■ AIM ■
Would you extract the whole listing below and retype it exactly?

Records that describe figures
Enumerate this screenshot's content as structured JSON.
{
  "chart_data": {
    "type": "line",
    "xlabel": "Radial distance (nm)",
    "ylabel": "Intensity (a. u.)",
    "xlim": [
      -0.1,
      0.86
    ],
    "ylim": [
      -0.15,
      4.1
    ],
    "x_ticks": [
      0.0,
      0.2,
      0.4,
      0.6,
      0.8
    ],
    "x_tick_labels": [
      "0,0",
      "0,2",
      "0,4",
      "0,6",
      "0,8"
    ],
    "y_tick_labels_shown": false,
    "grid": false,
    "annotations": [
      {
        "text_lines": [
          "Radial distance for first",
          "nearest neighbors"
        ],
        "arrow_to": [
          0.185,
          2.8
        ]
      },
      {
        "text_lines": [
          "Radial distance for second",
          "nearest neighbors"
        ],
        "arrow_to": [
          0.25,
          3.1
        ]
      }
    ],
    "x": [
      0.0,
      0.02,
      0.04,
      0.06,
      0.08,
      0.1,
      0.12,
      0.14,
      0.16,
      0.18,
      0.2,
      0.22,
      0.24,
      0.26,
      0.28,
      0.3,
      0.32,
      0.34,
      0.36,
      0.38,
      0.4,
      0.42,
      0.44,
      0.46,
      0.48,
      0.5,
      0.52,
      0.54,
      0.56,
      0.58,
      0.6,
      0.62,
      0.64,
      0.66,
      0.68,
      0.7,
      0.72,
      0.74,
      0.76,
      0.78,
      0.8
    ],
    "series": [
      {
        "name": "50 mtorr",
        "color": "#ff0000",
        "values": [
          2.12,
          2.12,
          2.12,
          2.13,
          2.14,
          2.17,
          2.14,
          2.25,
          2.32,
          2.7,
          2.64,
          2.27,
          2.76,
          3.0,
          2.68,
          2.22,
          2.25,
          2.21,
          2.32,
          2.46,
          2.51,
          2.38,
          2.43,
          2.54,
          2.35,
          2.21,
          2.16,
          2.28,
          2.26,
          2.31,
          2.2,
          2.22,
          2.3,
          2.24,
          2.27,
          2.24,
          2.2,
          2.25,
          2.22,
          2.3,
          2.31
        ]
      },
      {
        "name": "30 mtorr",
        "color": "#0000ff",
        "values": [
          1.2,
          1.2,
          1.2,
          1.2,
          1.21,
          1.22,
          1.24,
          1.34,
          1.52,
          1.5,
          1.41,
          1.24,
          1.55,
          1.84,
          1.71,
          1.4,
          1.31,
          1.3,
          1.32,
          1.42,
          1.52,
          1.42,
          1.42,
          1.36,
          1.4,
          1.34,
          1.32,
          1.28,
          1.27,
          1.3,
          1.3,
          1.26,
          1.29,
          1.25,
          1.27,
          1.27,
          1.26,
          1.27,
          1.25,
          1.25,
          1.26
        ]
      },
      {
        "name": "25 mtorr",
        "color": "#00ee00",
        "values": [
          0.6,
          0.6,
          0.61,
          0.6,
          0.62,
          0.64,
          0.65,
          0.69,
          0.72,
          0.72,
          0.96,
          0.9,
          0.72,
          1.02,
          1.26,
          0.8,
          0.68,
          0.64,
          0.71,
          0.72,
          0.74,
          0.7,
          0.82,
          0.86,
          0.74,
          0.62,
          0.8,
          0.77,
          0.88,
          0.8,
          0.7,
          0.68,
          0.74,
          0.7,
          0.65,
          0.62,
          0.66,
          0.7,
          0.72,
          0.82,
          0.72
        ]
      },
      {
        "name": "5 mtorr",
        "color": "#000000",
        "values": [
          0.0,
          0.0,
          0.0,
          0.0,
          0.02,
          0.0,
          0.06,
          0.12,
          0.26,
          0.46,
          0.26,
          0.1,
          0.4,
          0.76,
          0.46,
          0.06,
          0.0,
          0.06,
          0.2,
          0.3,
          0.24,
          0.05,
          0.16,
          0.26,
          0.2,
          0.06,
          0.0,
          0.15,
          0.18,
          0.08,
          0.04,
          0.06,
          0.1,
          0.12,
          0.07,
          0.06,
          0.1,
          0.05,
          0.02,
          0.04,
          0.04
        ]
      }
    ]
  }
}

■ FINAL RESULT ■
Enumerate this screenshot's content as structured JSON.
{
  "chart_data": {
    "type": "line",
    "xlabel": "Radial distance (nm)",
    "ylabel": "Intensity (a. u.)",
    "xlim": [
      -0.1,
      0.86
    ],
    "ylim": [
      -0.15,
      4.1
    ],
    "x_ticks": [
      0.0,
      0.2,
      0.4,
      0.6,
      0.8
    ],
    "x_tick_labels": [
      "0,0",
      "0,2",
      "0,4",
      "0,6",
      "0,8"
    ],
    "y_tick_labels_shown": false,
    "grid": false,
    "annotations": [
      {
        "text_lines": [
          "Radial distance for first",
          "nearest neighbors"
        ],
        "arrow_to": [
          0.185,
          2.8
        ]
      },
      {
        "text_lines": [
          "Radial distance for second",
          "nearest neighbors"
        ],
        "arrow_to": [
          0.25,
          3.1
        ]
      }
    ],
    "x": [
      0.0,
      0.02,
      0.04,
      0.06,
      0.08,
      0.1,
      0.12,
      0.14,
      0.16,
      0.18,
      0.2,
      0.22,
      0.24,
      0.26,
      0.28,
      0.3,
      0.32,
      0.34,
      0.36,
      0.38,
      0.4,
      0.42,
      0.44,
      0.46,
      0.48,
      0.5,
      0.52,
      0.54,
      0.56,
      0.58,
      0.6,
      0.62,
      0.64,
      0.66,
      0.68,
      0.7,
      0.72,
      0.74,
      0.76,
      0.78,
      0.8
    ],
    "series": [
      {
        "name": "50 mtorr",
        "color": "#ff0000",
        "values": [
          2.12,
          2.12,
          2.12,
          2.13,
          2.14,
          2.17,
          2.14,
          2.25,
          2.32,
          2.7,
          2.64,
          2.27,
          2.76,
          3.0,
          2.68,
          2.22,
          2.25,
          2.21,
          2.32,
          2.46,
          2.51,
          2.38,
          2.43,
          2.54,
          2.35,
          2.21,
          2.16,
          2.28,
          2.26,
          2.31,
          2.2,
          2.22,
          2.3,
          2.24,
          2.27,
          2.24,
          2.2,
          2.25,
          2.22,
          2.3,
          2.31
        ]
      },
      {
        "name": "30 mtorr",
        "color": "#0000ff",
        "values": [
          1.2,
          1.2,
          1.2,
          1.2,
          1.21,
          1.22,
          1.24,
          1.34,
          1.52,
          1.5,
          1.41,
          1.24,
          1.55,
          1.84,
          1.71,
          1.4,
          1.31,
          1.3,
          1.32,
          1.42,
          1.52,
          1.42,
          1.42,
          1.36,
          1.4,
          1.34,
          1.32,
          1.28,
          1.27,
          1.3,
          1.3,
          1.26,
          1.29,
          1.25,
          1.27,
          1.27,
          1.26,
          1.27,
          1.25,
          1.25,
          1.26
        ]
      },
      {
        "name": "25 mtorr",
        "color": "#00ee00",
        "values": [
          0.6,
          0.6,
          0.61,
          0.6,
          0.62,
          0.64,
          0.65,
          0.69,
          0.72,
          0.72,
          0.96,
          0.9,
          0.72,
          1.02,
          1.26,
          0.8,
          0.68,
          0.64,
          0.71,
          0.72,
          0.74,
          0.7,
          0.82,
          0.86,
          0.74,
          0.62,
          0.8,
          0.77,
          0.88,
          0.8,
          0.7,
          0.68,
          0.74,
          0.7,
          0.65,
          0.62,
          0.66,
          0.7,
          0.72,
          0.82,
          0.72
        ]
      },
      {
        "name": "5 mtorr",
        "color": "#000000",
        "values": [
          0.0,
          0.0,
          0.0,
          0.0,
          0.02,
          0.0,
          0.06,
          0.12,
          0.26,
          0.46,
          0.26,
          0.1,
          0.4,
          0.76,
          0.46,
          0.06,
          0.0,
          0.06,
          0.2,
          0.3,
          0.24,
          0.05,
          0.16,
          0.26,
          0.2,
          0.06,
          0.0,
          0.15,
          0.18,
          0.08,
          0.04,
          0.06,
          0.1,
          0.12,
          0.07,
          0.06,
          0.1,
          0.05,
          0.02,
          0.04,
          0.04
        ]
      }
    ]
  }
}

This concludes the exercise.